WHAT YOU WILL DO:
Convert every line of the rows below into a numbered list, skipping any blank lines and omitting the pictures.

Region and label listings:
_ _ _ _ _

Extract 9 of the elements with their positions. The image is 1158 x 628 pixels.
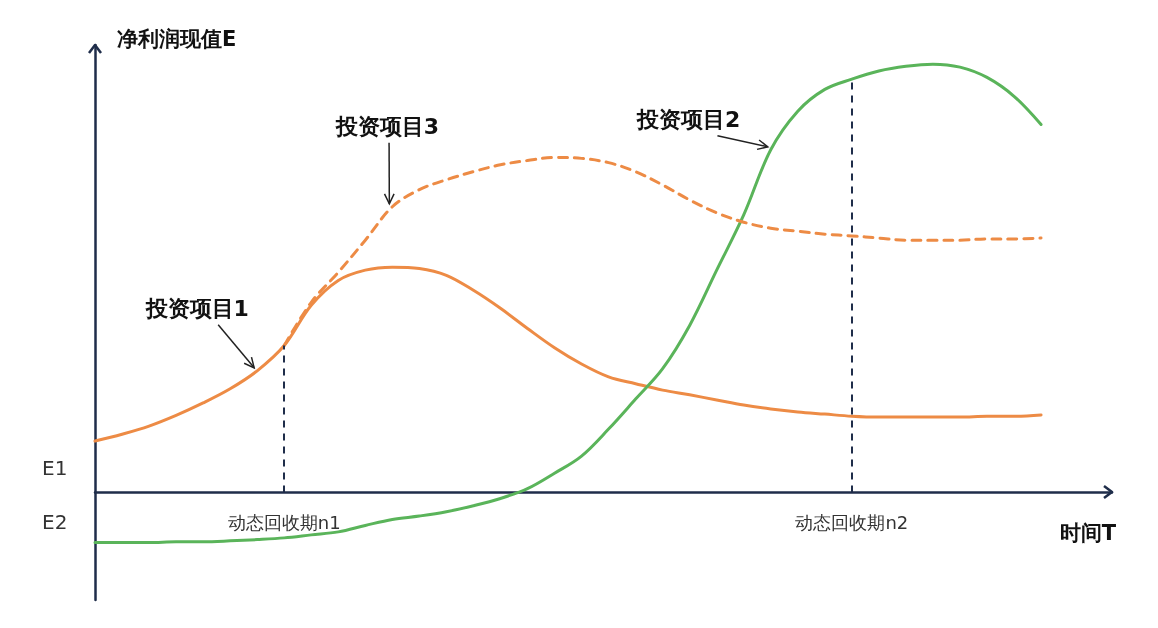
- series-label: 投资项目2: [636, 107, 741, 133]
- series-label: 投资项目1: [144, 296, 249, 322]
- y-axis-title: 净利润现值E: [117, 26, 237, 51]
- text: E1: [42, 456, 68, 481]
- text: E2: [42, 510, 68, 535]
- x-axis-title: 时间T: [1059, 520, 1117, 545]
- annotation: 动态回收期n1: [227, 511, 341, 533]
- annotation: 动态回收期n2: [795, 511, 909, 533]
- series-label: 投资项目3: [334, 114, 439, 140]
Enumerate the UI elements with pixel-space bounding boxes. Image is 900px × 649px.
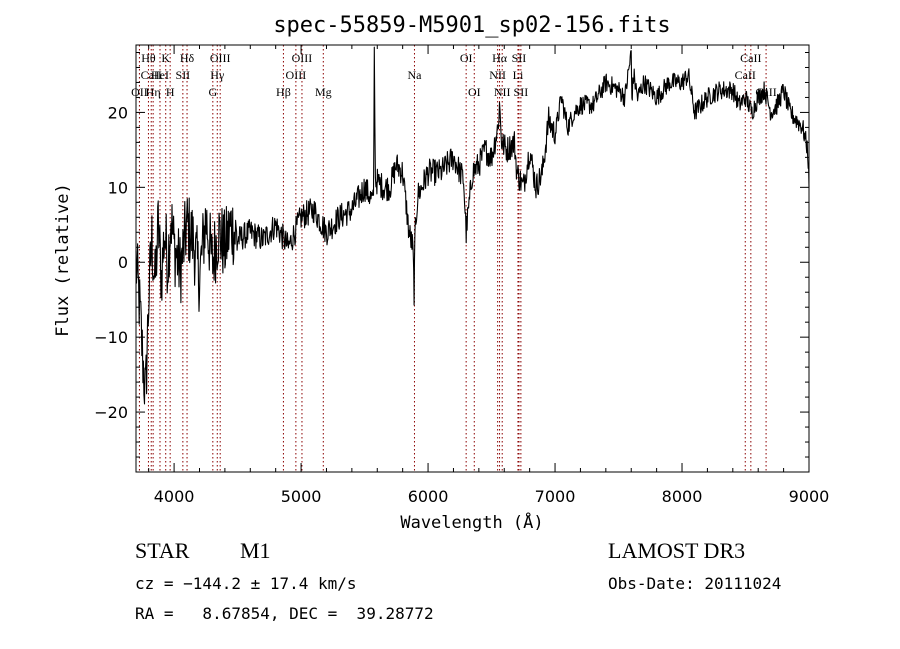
- line-label-20: SII: [512, 51, 527, 65]
- x-axis-label: Wavelength (Å): [400, 511, 543, 533]
- line-label-14: Hβ: [276, 85, 291, 99]
- x-axis-ticks: 4000 5000 6000 7000 8000 9000: [148, 45, 830, 506]
- y-tick-label: −20: [94, 403, 128, 422]
- line-label-4: HeI: [151, 68, 169, 82]
- line-label-23: NII: [494, 85, 511, 99]
- observation-date: Obs-Date: 20111024: [608, 574, 782, 593]
- line-label-26: CaII: [735, 68, 756, 82]
- y-tick-label: 10: [108, 178, 128, 197]
- x-tick-label: 4000: [154, 487, 195, 506]
- line-label-19: Hα: [492, 51, 508, 65]
- line-label-17: OI: [460, 51, 473, 65]
- survey-name: LAMOST DR3: [608, 538, 746, 563]
- x-tick-label: 8000: [662, 487, 703, 506]
- y-tick-label: −10: [94, 328, 128, 347]
- line-label-0: Hθ: [141, 51, 156, 65]
- line-label-10: Hγ: [210, 68, 225, 82]
- line-label-25: CaII: [740, 51, 761, 65]
- line-label-2: OII: [131, 85, 148, 99]
- line-label-8: Hδ: [180, 51, 195, 65]
- chart-title: spec-55859-M5901_sp02-156.fits: [273, 13, 670, 38]
- y-axis-label: Flux (relative): [53, 183, 73, 337]
- y-tick-label: 0: [118, 253, 128, 272]
- object-class: STAR: [135, 538, 190, 563]
- flux-series-line: [135, 46, 810, 405]
- line-label-24: SII: [514, 85, 529, 99]
- line-label-12: OIII: [292, 51, 313, 65]
- plot-frame: [135, 44, 810, 473]
- x-tick-label: 7000: [535, 487, 576, 506]
- line-label-13: OIII: [286, 68, 307, 82]
- line-label-18: OI: [468, 85, 481, 99]
- line-label-5: Hη: [146, 85, 161, 99]
- line-label-9: OIII: [210, 51, 231, 65]
- spectrum-chart: spec-55859-M5901_sp02-156.fits Hθ CaII OII…: [53, 13, 830, 533]
- line-label-15: Mg: [315, 85, 332, 99]
- x-tick-label: 5000: [281, 487, 322, 506]
- line-label-6: SII: [176, 68, 191, 82]
- line-label-1: CaII: [141, 68, 162, 82]
- line-label-3: K: [161, 51, 170, 65]
- object-subclass: M1: [240, 538, 271, 563]
- line-label-21: NII: [489, 68, 506, 82]
- line-label-22: Li: [513, 68, 524, 82]
- line-label-7: H: [166, 85, 175, 99]
- line-label-11: G: [208, 85, 217, 99]
- coordinates: RA = 8.67854, DEC = 39.28772: [135, 604, 434, 623]
- line-label-16: Na: [407, 68, 422, 82]
- redshift-cz: cz = −144.2 ± 17.4 km/s: [135, 574, 357, 593]
- x-tick-label: 6000: [408, 487, 449, 506]
- x-tick-label: 9000: [789, 487, 830, 506]
- y-axis-ticks: −20 −10 0 10 20: [94, 51, 809, 473]
- y-tick-label: 20: [108, 103, 128, 122]
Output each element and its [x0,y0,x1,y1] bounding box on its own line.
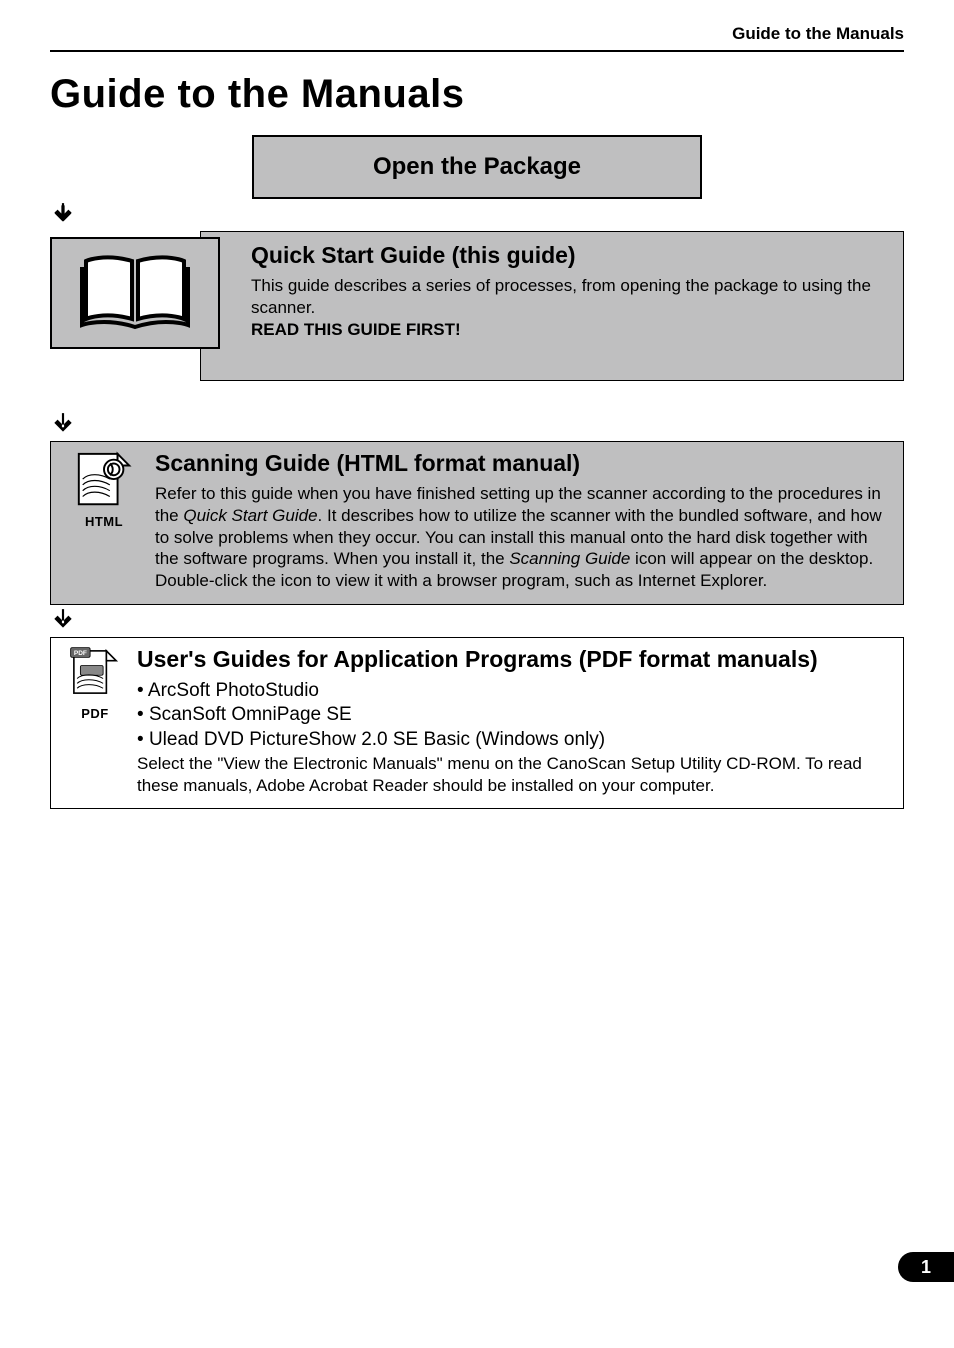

_ _ _ _ _

REPLY:
1. Extract 9 of the elements with their positions. The image is 1158 x 628 pixels.
2. - series-label: 投资项目2: [636, 107, 741, 133]
3. - series-label: 投资项目1: [144, 296, 249, 322]
4. - y-axis-title: 净利润现值E: [117, 26, 237, 51]
5. - text: E1: [42, 456, 68, 481]
6. - text: E2: [42, 510, 68, 535]
7. - x-axis-title: 时间T: [1059, 520, 1117, 545]
8. - annotation: 动态回收期n1: [227, 511, 341, 533]
9. - annotation: 动态回收期n2: [795, 511, 909, 533]
10. - series-label: 投资项目3: [334, 114, 439, 140]
11. Enumerate the UI elements with pixel-space bounding boxes. Image is 900px × 649px.
12. - line-label-20: SII: [512, 51, 527, 65]
13. - x-axis-label: Wavelength (Å): [400, 511, 543, 533]
14. - line-label-14: Hβ: [276, 85, 291, 99]
15. - x-axis-ticks: 4000 5000 6000 7000 8000 9000: [148, 45, 830, 506]
16. - y-tick-label: −20: [94, 403, 128, 422]
17. - line-label-4: HeI: [151, 68, 169, 82]
18. - line-label-23: NII: [494, 85, 511, 99]
19. - observation-date: Obs-Date: 20111024: [608, 574, 782, 593]
20. - line-label-26: CaII: [735, 68, 756, 82]
21. - y-tick-label: 10: [108, 178, 128, 197]
22. - x-tick-label: 4000: [154, 487, 195, 506]
23. - line-label-19: Hα: [492, 51, 508, 65]
24. - line-label-17: OI: [460, 51, 473, 65]
25. - survey-name: LAMOST DR3: [608, 538, 746, 563]
26. - x-tick-label: 8000: [662, 487, 703, 506]
27. - y-tick-label: −10: [94, 328, 128, 347]
28. - line-label-0: Hθ: [141, 51, 156, 65]
29. - line-label-10: Hγ: [210, 68, 225, 82]
30. - line-label-25: CaII: [740, 51, 761, 65]
31. - line-label-2: OII: [131, 85, 148, 99]
32. - line-label-8: Hδ: [180, 51, 195, 65]
33. - chart-title: spec-55859-M5901_sp02-156.fits: [273, 13, 670, 38]
34. - y-axis-label: Flux (relative): [53, 183, 73, 337]
35. - y-tick-label: 0: [118, 253, 128, 272]
36. - object-class: STAR: [135, 538, 190, 563]
37. - flux-series-line: [135, 46, 810, 405]
38. - line-label-24: SII: [514, 85, 529, 99]
39. - line-label-12: OIII: [292, 51, 313, 65]
40. - plot-frame: [135, 44, 810, 473]
41. - x-tick-label: 7000: [535, 487, 576, 506]
42. - line-label-13: OIII: [286, 68, 307, 82]
43. - line-label-18: OI: [468, 85, 481, 99]
44. - line-label-5: Hη: [146, 85, 161, 99]
45. - line-label-9: OIII: [210, 51, 231, 65]
46. - spectrum-chart: spec-55859-M5901_sp02-156.fits Hθ CaII OII…: [53, 13, 830, 533]
47. - line-label-15: Mg: [315, 85, 332, 99]
48. - x-tick-label: 5000: [281, 487, 322, 506]
49. - line-label-6: SII: [176, 68, 191, 82]
50. - line-label-1: CaII: [141, 68, 162, 82]
51. - line-label-3: K: [161, 51, 170, 65]
52. - object-subclass: M1: [240, 538, 271, 563]
53. - line-label-21: NII: [489, 68, 506, 82]
54. - line-label-22: Li: [513, 68, 524, 82]
55. - line-label-7: H: [166, 85, 175, 99]
56. - line-label-11: G: [208, 85, 217, 99]
57. - coordinates: RA = 8.67854, DEC = 39.28772: [135, 604, 434, 623]
58. - line-label-16: Na: [407, 68, 422, 82]
59. - redshift-cz: cz = −144.2 ± 17.4 km/s: [135, 574, 357, 593]
60. - x-tick-label: 6000: [408, 487, 449, 506]
61. - x-tick-label: 9000: [789, 487, 830, 506]
62. - y-axis-ticks: −20 −10 0 10 20: [94, 51, 809, 473]
63. - y-tick-label: 20: [108, 103, 128, 122]
64. Output each element and its [x0,y0,x1,y1] bounding box on its own line.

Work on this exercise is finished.